(DOCUMENT SEGMENT)
◆ ◆ ◆ ◆
Q — Your new project, AirBubble, merges architecture, biotechnology and urban design. How did you manage to connect these disciplines?
Architecture for us is a framework to embed nature-based solutions in the built environment. They are the best hope we have to solve the challenges that industrial technologies have created. It is therefore an illusion to think that biotech can be the solution without the framework provided by architecture. The challenge is to clarify this distinction to key industry stakeholders, to make them realise the added value we can all get by embedding technological innovation in a social and spatial framework.
Q — Please tell us about the moment when you envisioned AirBubble for the first time. Why did you particularly choose a playground?
Play affords a unique way to learn, going back to Bateson, through meta-logical processes. And kids are best placed to deploy meta-language to understand and transform their surroundings. Kids are also the most affected by urban air pollution since their respiratory apparatus is still evolving and their breathing is very intense while they play.
So a playground was a very good typology to address all these issues at once and turn them into opportunities for change.
Q — How do you explain the idea behind AirBubble to a child in three sentences?
AirBubble needs two sources of power: solar energy and your instinctive drive to explore and to play. These constitute the inexhaustible and renewable fuels of the AirBubble that can be obtained effortlessly. The AirBubble is the trigger of a process that can only grow and multiply its beneficial effects towards future generations. It’s all in your hands – you are responsible for our health and climate.
◆ ◆ ◆ ◆
[Some records]
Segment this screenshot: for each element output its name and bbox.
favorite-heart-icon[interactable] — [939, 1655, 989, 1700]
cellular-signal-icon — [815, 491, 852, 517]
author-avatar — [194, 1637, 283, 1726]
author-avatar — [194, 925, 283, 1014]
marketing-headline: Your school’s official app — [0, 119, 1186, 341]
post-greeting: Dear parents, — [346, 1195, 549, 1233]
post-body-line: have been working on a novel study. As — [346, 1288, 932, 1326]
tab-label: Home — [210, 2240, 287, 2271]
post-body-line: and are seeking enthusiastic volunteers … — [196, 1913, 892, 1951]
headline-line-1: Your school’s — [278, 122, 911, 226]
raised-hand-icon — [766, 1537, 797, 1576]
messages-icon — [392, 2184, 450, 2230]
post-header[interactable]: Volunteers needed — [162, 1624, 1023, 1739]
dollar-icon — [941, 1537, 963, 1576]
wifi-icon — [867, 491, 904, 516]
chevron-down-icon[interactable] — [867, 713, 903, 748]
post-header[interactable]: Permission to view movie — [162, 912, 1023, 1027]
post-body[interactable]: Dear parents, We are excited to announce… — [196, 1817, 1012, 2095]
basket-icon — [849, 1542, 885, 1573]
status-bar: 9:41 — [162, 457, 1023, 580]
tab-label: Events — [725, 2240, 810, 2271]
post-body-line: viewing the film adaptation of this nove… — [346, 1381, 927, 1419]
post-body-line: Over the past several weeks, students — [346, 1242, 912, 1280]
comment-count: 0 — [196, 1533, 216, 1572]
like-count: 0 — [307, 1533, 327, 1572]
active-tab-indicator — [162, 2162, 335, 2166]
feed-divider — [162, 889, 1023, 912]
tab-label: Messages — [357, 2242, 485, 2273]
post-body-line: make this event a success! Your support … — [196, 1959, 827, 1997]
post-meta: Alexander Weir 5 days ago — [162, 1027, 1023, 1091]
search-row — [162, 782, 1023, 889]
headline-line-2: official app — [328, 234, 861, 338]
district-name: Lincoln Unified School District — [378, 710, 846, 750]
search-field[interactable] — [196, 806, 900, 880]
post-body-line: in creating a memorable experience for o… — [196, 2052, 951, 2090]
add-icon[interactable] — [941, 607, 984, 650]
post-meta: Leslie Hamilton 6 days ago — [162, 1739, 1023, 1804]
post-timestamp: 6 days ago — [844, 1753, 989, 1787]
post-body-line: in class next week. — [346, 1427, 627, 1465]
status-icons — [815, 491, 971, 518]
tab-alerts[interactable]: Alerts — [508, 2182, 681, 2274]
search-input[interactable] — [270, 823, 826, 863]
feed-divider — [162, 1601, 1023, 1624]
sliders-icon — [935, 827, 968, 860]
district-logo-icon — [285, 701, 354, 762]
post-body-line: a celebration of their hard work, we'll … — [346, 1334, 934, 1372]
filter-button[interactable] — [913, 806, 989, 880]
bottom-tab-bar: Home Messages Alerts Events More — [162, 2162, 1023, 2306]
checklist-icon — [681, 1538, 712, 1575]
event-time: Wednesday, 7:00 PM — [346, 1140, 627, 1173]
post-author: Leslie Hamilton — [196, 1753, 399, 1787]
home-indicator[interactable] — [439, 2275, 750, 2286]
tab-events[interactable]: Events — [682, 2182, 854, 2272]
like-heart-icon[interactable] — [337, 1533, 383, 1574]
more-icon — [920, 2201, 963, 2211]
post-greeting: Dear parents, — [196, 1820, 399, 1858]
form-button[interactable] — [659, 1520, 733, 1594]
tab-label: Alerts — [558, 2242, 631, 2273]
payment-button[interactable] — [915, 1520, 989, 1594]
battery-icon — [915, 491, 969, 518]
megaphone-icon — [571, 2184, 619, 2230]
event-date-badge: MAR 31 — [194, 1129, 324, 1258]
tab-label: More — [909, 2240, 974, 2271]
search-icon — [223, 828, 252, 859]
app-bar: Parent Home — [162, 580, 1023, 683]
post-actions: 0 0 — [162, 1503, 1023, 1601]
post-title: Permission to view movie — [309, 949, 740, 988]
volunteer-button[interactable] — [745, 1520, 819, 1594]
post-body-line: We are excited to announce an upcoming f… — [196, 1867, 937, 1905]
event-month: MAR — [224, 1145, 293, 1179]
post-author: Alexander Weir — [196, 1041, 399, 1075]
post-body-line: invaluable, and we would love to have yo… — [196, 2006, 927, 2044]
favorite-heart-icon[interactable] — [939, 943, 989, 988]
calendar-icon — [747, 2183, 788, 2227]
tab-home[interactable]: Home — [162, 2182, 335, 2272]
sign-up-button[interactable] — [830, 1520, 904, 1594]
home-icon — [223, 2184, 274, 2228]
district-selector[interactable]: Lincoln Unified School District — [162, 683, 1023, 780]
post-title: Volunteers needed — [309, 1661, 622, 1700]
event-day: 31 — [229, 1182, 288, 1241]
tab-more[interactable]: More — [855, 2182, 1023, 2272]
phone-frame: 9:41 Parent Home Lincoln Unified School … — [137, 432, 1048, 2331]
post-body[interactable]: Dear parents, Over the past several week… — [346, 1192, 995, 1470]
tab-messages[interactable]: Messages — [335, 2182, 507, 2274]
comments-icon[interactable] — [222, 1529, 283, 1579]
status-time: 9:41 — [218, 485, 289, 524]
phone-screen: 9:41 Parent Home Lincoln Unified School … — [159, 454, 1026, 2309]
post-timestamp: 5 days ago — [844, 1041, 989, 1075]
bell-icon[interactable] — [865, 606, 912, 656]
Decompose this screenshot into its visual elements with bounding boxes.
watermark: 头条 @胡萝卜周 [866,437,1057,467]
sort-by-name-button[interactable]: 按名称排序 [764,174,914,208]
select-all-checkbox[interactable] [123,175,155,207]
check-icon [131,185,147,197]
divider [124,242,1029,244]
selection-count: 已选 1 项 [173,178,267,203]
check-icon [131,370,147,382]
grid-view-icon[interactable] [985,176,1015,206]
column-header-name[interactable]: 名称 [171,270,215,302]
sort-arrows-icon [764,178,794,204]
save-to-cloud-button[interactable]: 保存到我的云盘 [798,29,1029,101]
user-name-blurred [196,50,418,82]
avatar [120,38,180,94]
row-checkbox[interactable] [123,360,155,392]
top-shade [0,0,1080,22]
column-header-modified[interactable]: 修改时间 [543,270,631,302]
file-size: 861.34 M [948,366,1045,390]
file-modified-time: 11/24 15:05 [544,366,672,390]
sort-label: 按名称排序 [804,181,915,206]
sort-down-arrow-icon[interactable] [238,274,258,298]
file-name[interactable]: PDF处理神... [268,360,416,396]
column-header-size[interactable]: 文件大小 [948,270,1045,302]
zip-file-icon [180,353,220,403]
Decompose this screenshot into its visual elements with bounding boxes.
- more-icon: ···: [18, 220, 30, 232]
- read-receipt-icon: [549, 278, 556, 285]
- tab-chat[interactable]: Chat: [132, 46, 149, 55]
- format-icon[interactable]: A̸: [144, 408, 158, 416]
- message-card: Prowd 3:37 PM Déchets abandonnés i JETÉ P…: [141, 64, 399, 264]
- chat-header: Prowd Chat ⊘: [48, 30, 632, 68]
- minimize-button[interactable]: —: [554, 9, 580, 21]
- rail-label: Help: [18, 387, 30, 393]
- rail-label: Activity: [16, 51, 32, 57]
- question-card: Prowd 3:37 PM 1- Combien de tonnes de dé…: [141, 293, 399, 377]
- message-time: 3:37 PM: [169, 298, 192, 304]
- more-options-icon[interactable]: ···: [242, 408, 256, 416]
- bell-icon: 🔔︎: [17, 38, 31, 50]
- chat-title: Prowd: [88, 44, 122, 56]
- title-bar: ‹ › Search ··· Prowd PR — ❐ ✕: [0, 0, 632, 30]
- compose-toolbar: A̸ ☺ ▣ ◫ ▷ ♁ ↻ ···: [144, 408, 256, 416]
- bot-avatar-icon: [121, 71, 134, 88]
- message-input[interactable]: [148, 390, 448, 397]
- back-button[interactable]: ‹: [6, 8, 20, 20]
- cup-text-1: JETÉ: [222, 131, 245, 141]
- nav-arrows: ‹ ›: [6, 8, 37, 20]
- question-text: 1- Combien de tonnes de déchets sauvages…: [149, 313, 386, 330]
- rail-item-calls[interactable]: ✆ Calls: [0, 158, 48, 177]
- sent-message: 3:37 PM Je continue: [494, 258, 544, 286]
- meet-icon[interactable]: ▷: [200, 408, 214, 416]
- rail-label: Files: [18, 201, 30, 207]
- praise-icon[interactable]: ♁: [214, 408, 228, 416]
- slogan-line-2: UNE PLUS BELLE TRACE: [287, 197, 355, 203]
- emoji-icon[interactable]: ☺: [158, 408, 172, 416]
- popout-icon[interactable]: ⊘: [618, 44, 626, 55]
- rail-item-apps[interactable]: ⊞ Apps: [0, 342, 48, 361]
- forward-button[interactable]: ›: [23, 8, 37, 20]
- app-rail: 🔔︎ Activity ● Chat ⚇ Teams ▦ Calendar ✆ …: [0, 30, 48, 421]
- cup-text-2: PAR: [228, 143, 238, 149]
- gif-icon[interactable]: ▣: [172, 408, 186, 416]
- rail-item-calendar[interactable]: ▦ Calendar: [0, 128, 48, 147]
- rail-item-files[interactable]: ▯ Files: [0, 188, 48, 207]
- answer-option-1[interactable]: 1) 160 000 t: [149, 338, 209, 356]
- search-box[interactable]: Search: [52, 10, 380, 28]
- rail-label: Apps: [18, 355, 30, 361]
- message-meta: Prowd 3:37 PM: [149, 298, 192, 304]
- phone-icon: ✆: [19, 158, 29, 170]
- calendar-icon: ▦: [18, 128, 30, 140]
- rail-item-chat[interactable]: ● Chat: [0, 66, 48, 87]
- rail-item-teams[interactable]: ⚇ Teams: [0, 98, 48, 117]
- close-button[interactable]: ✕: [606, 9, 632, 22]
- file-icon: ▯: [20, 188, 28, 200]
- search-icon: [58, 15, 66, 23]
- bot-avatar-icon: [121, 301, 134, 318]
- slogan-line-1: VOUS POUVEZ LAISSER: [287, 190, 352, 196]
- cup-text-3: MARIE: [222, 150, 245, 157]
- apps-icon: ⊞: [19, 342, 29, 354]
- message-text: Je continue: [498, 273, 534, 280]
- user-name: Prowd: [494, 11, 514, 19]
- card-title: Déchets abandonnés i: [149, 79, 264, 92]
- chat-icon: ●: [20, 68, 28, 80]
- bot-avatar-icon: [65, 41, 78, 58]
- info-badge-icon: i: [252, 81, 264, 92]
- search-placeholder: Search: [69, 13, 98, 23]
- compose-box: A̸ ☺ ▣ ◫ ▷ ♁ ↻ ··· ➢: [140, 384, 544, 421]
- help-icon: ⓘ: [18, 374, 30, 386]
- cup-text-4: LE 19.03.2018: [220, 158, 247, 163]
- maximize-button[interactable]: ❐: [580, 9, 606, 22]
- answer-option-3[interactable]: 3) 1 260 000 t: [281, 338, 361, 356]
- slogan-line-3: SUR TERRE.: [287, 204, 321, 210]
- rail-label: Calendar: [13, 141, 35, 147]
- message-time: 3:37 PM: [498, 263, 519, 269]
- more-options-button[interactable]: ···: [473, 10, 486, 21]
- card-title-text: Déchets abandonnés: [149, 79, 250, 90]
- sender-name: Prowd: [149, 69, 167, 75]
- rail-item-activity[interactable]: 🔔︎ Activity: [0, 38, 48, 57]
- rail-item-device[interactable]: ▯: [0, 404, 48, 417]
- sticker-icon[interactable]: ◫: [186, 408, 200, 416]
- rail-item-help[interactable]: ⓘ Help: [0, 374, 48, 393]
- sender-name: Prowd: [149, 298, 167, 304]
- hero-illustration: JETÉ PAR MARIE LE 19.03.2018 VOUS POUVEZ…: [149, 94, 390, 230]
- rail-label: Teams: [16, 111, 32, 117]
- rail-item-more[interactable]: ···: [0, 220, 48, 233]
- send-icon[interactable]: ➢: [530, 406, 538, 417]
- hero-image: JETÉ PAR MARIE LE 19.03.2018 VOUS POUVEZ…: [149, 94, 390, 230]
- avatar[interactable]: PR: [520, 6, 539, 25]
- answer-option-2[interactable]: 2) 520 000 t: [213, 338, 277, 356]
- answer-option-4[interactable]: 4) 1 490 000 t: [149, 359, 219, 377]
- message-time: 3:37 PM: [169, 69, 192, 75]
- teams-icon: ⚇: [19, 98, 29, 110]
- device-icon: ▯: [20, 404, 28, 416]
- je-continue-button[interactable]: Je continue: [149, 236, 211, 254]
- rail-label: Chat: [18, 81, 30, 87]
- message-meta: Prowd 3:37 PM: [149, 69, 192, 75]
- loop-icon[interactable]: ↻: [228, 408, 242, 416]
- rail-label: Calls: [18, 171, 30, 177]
◆ ◆ ◆ ◆
(OBJECTIVE 1)
Copy verbatim the listing lines from its first line up to and including the line with "tab-label: Home — [210, 2240, 287, 2271]".
(OBJECTIVE 2)
Continue the AirBubble interview from its final line.

(RESULT 1)
Segment this screenshot: for each element output its name and bbox.
favorite-heart-icon[interactable] — [939, 1655, 989, 1700]
cellular-signal-icon — [815, 491, 852, 517]
author-avatar — [194, 1637, 283, 1726]
author-avatar — [194, 925, 283, 1014]
marketing-headline: Your school’s official app — [0, 119, 1186, 341]
post-greeting: Dear parents, — [346, 1195, 549, 1233]
post-body-line: have been working on a novel study. As — [346, 1288, 932, 1326]
tab-label: Home — [210, 2240, 287, 2271]

(RESULT 2)
Q — What is it that you want children to have learnt after having visited AirBubble?
We hope kids can learn through experience and interaction the benefits of transforming the quality of the air they breathe with nature-based solutions, and in this case with the power of microalgae. They will also experience how this process can lead to delightful new urban environments.
Q — What is your favourite playing area within the bubble?
Certainly the hanging ropes combined with the bouncy bubbles. Kids invent unique ways to balance themselves while interacting with each other over it. There is never a final static state, it is a constant process of negotiation and dynamic interaction.
Q — What immediately apparent effect does AirBubble have on its visitors?
Certainly curiosity and, for the kids, rather wild playfulness, which was great to see. However, our main objective was to ensure that kids would want to come back and play regularly in the AirBubble, in order to be able to observe and experience the patterns of change and evolution over time, of both microclimate and algae cultures.
Q — At the moment, AirBubble is a test bed of applied biotechnology. When do you know your project is ready for the mass market?
AirBubble is already fully functional, it is a real biotechnological architecture. There will certainly be other locations in the future but we do not want to consider it as a product for the mass market.
We see AirBubble to be always customised to the specific context of application.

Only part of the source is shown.